### Record list
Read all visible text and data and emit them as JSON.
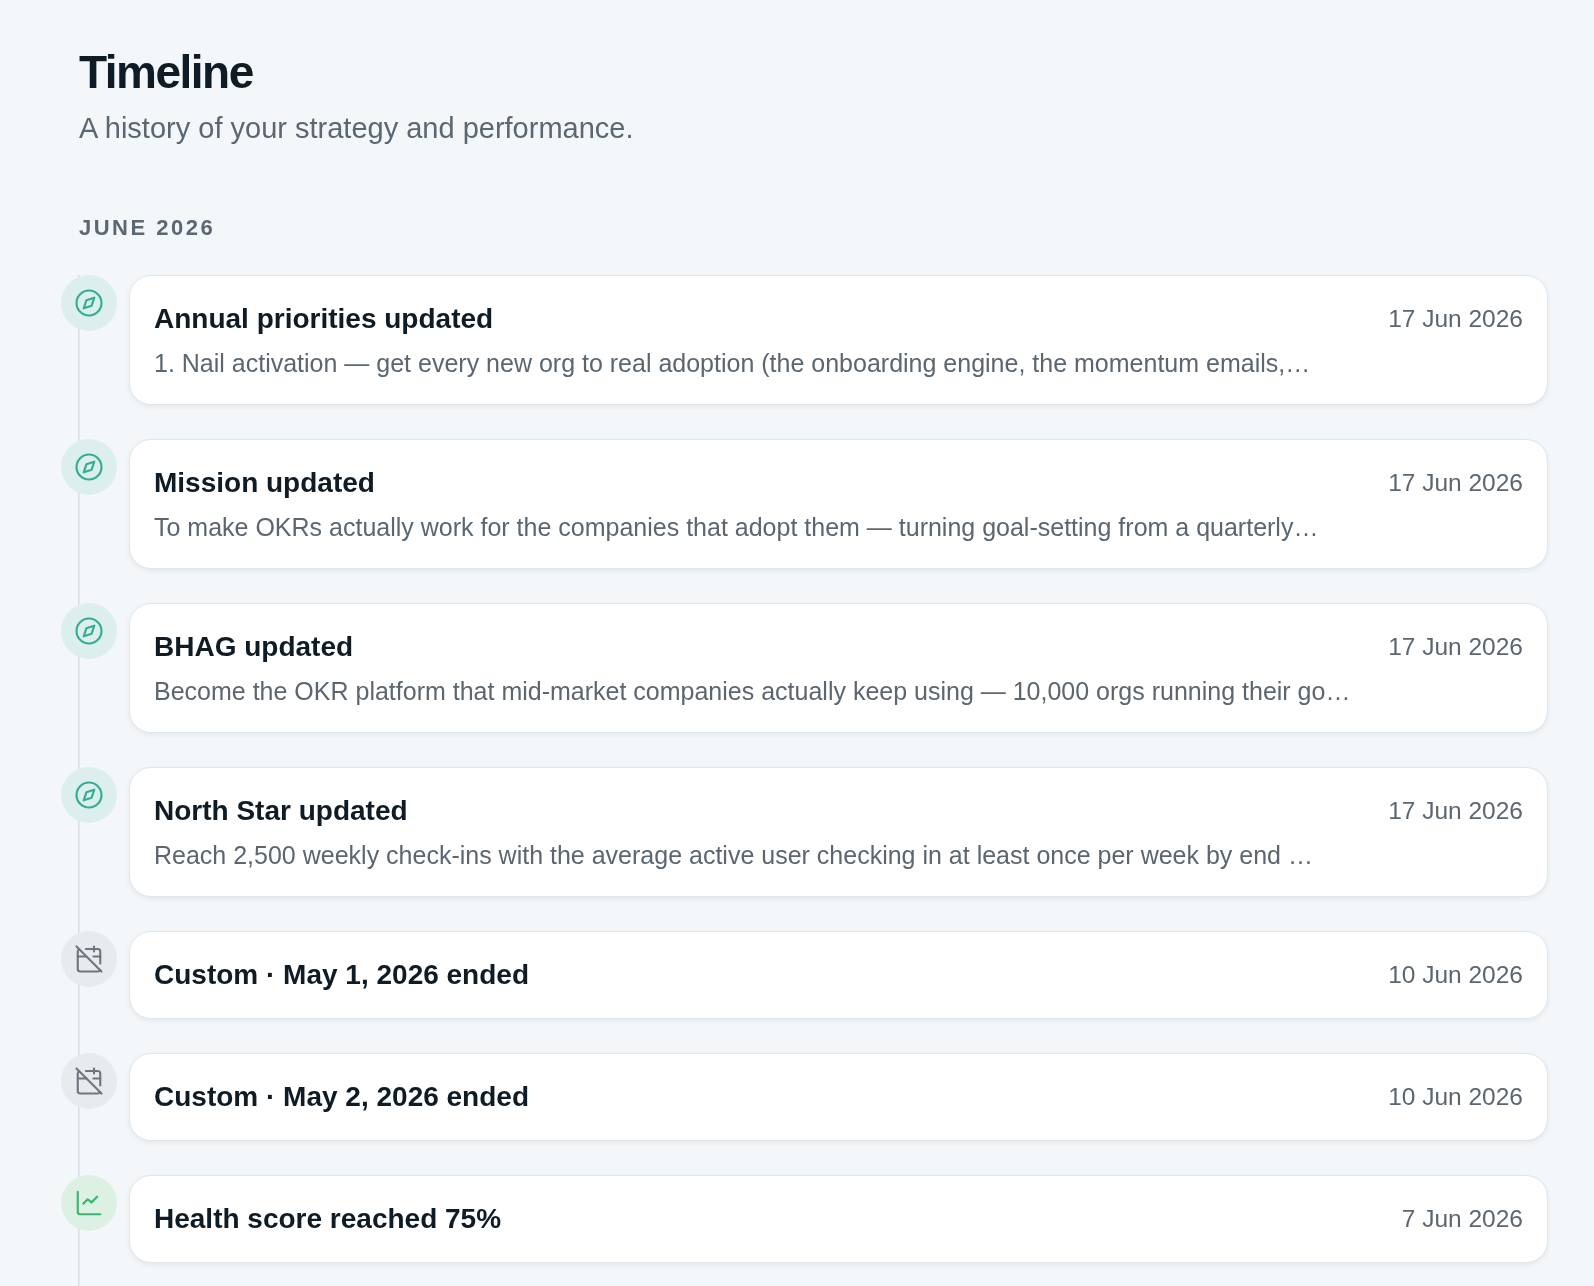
{
  "page": {
    "title": "Timeline",
    "subtitle": "A history of your strategy and performance."
  },
  "sections": [
    {
      "heading": "JUNE 2026",
      "events": [
        {
          "kind": "strategy",
          "title": "Annual priorities updated",
          "description": "1. Nail activation — get every new org to real adoption (the onboarding engine, the momentum emails,…",
          "date": "17 Jun 2026"
        },
        {
          "kind": "strategy",
          "title": "Mission updated",
          "description": "To make OKRs actually work for the companies that adopt them — turning goal-setting from a quarterly…",
          "date": "17 Jun 2026"
        },
        {
          "kind": "strategy",
          "title": "BHAG updated",
          "description": "Become the OKR platform that mid-market companies actually keep using — 10,000 orgs running their go…",
          "date": "17 Jun 2026"
        },
        {
          "kind": "strategy",
          "title": "North Star updated",
          "description": "Reach 2,500 weekly check-ins with the average active user checking in at least once per week by end …",
          "date": "17 Jun 2026"
        },
        {
          "kind": "cycle",
          "title": "Custom · May 1, 2026 ended",
          "date": "10 Jun 2026"
        },
        {
          "kind": "cycle",
          "title": "Custom · May 2, 2026 ended",
          "date": "10 Jun 2026"
        },
        {
          "kind": "health",
          "title": "Health score reached 75%",
          "date": "7 Jun 2026"
        }
      ]
    }
  ]
}
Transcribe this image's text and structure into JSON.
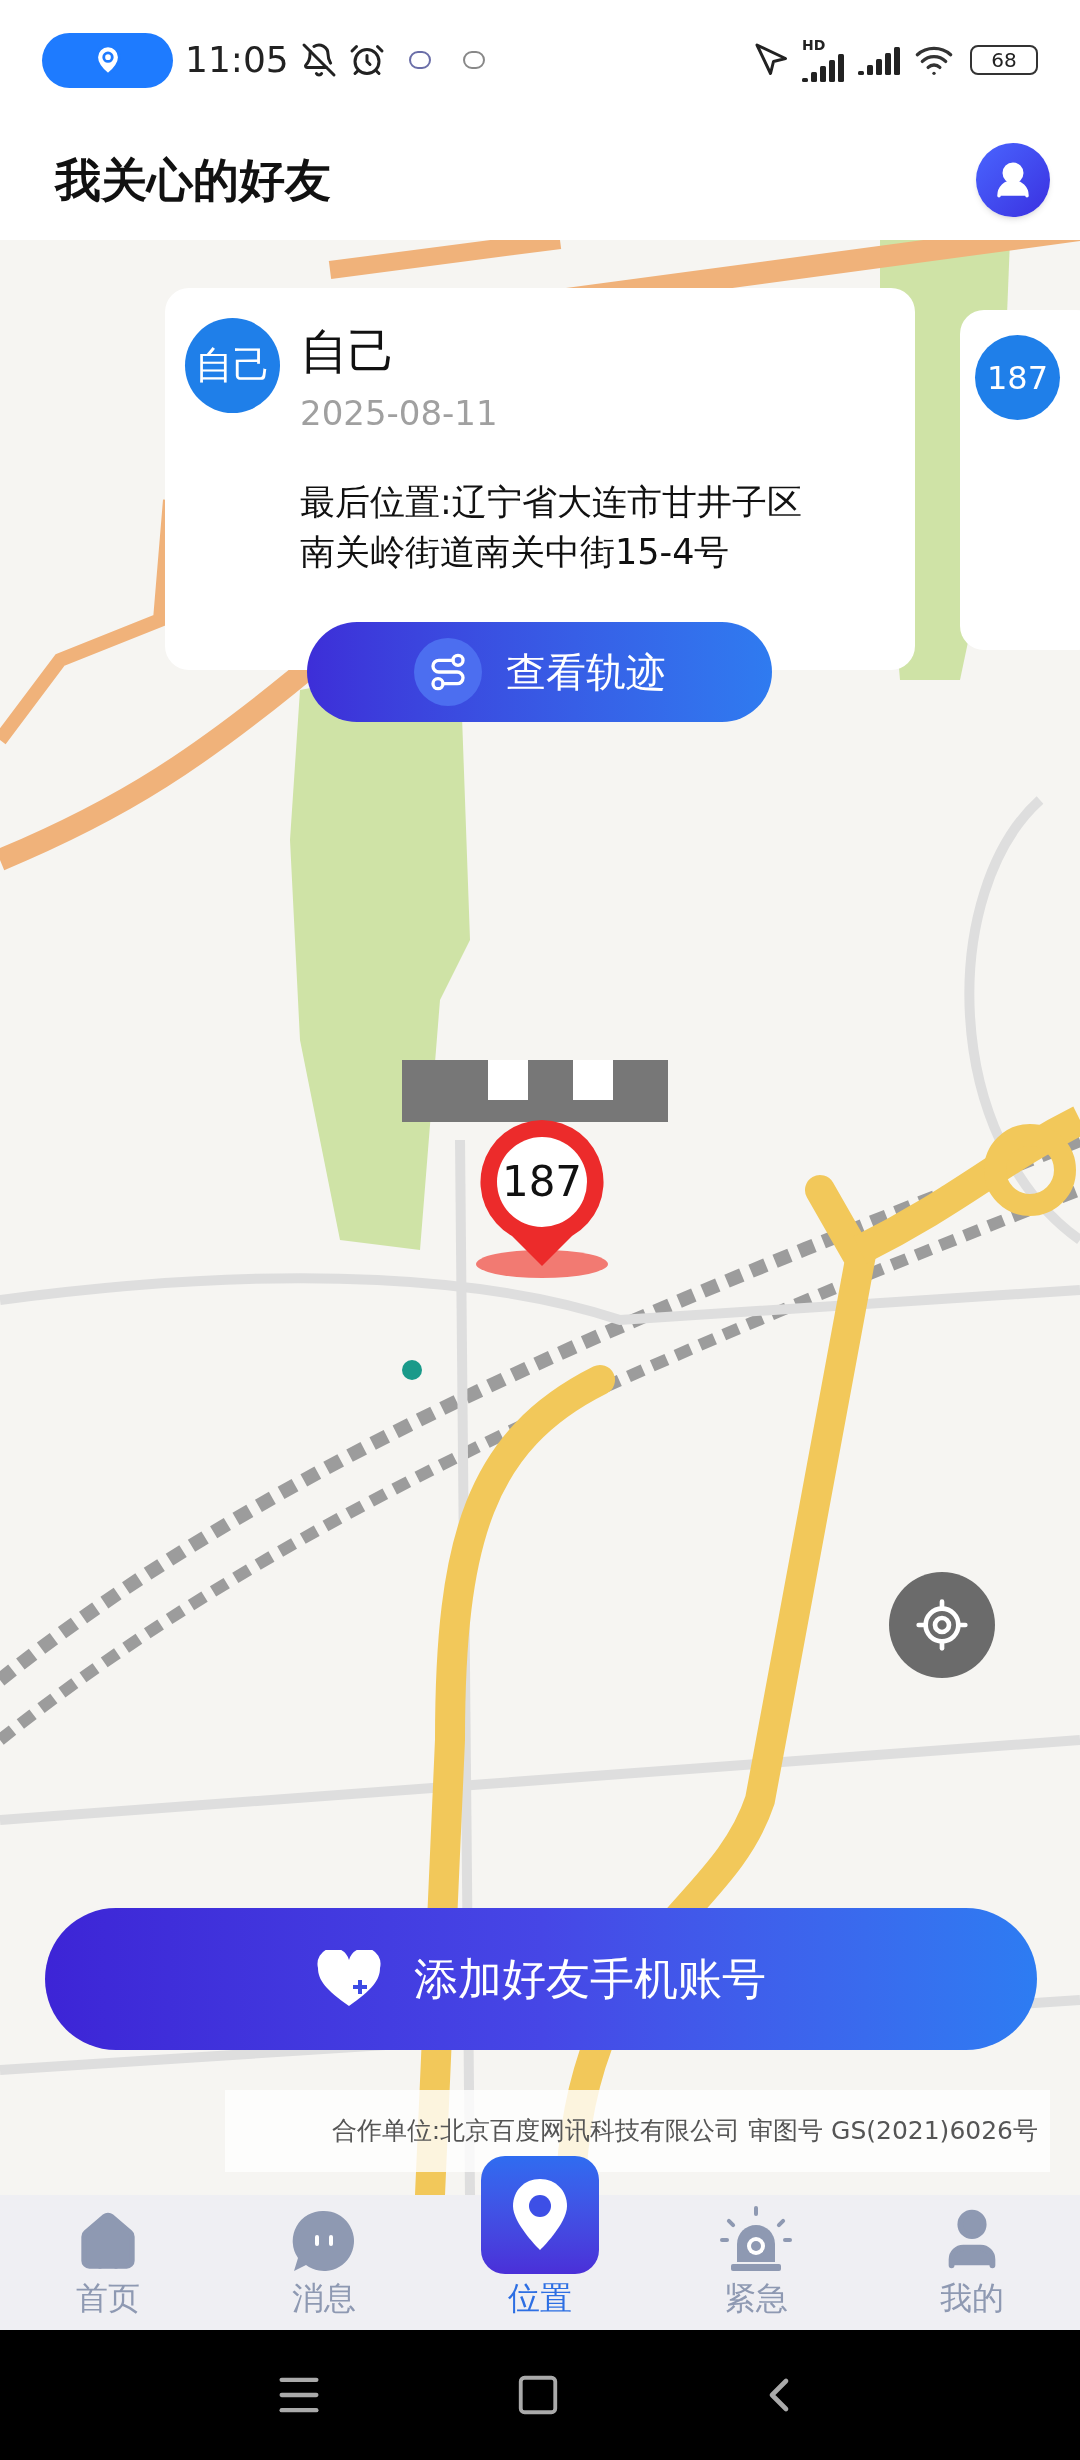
{
  "status_bar": {
    "time": "11:05",
    "network_label": "HD",
    "battery": "68"
  },
  "header": {
    "title": "我关心的好友"
  },
  "friend_cards": [
    {
      "avatar": "自己",
      "name": "自己",
      "date": "2025-08-11",
      "address": "最后位置:辽宁省大连市甘井子区南关岭街道南关中街15-4号",
      "button": "查看轨迹"
    },
    {
      "avatar": "187"
    }
  ],
  "map": {
    "pin_label": "187",
    "attribution": "合作单位:北京百度网讯科技有限公司 审图号 GS(2021)6026号"
  },
  "add_button": {
    "label": "添加好友手机账号"
  },
  "bottom_nav": [
    {
      "kind": "home",
      "label": "首页",
      "selected": false
    },
    {
      "kind": "message",
      "label": "消息",
      "selected": false
    },
    {
      "kind": "location",
      "label": "位置",
      "selected": true
    },
    {
      "kind": "alarm",
      "label": "紧急",
      "selected": false
    },
    {
      "kind": "profile",
      "label": "我的",
      "selected": false
    }
  ]
}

### Exercise aim
Skip the pictures and write out exactly the lines from the line containing "Transcribe this image's" through the end of the listing above.

### Written reply
Transcribe this image's text and structure into JSON.
{
  "status_bar": {
    "time": "11:05",
    "network_label": "HD",
    "battery": "68"
  },
  "header": {
    "title": "我关心的好友"
  },
  "friend_cards": [
    {
      "avatar": "自己",
      "name": "自己",
      "date": "2025-08-11",
      "address": "最后位置:辽宁省大连市甘井子区南关岭街道南关中街15-4号",
      "button": "查看轨迹"
    },
    {
      "avatar": "187"
    }
  ],
  "map": {
    "pin_label": "187",
    "attribution": "合作单位:北京百度网讯科技有限公司 审图号 GS(2021)6026号"
  },
  "add_button": {
    "label": "添加好友手机账号"
  },
  "bottom_nav": [
    {
      "kind": "home",
      "label": "首页",
      "selected": false
    },
    {
      "kind": "message",
      "label": "消息",
      "selected": false
    },
    {
      "kind": "location",
      "label": "位置",
      "selected": true
    },
    {
      "kind": "alarm",
      "label": "紧急",
      "selected": false
    },
    {
      "kind": "profile",
      "label": "我的",
      "selected": false
    }
  ]
}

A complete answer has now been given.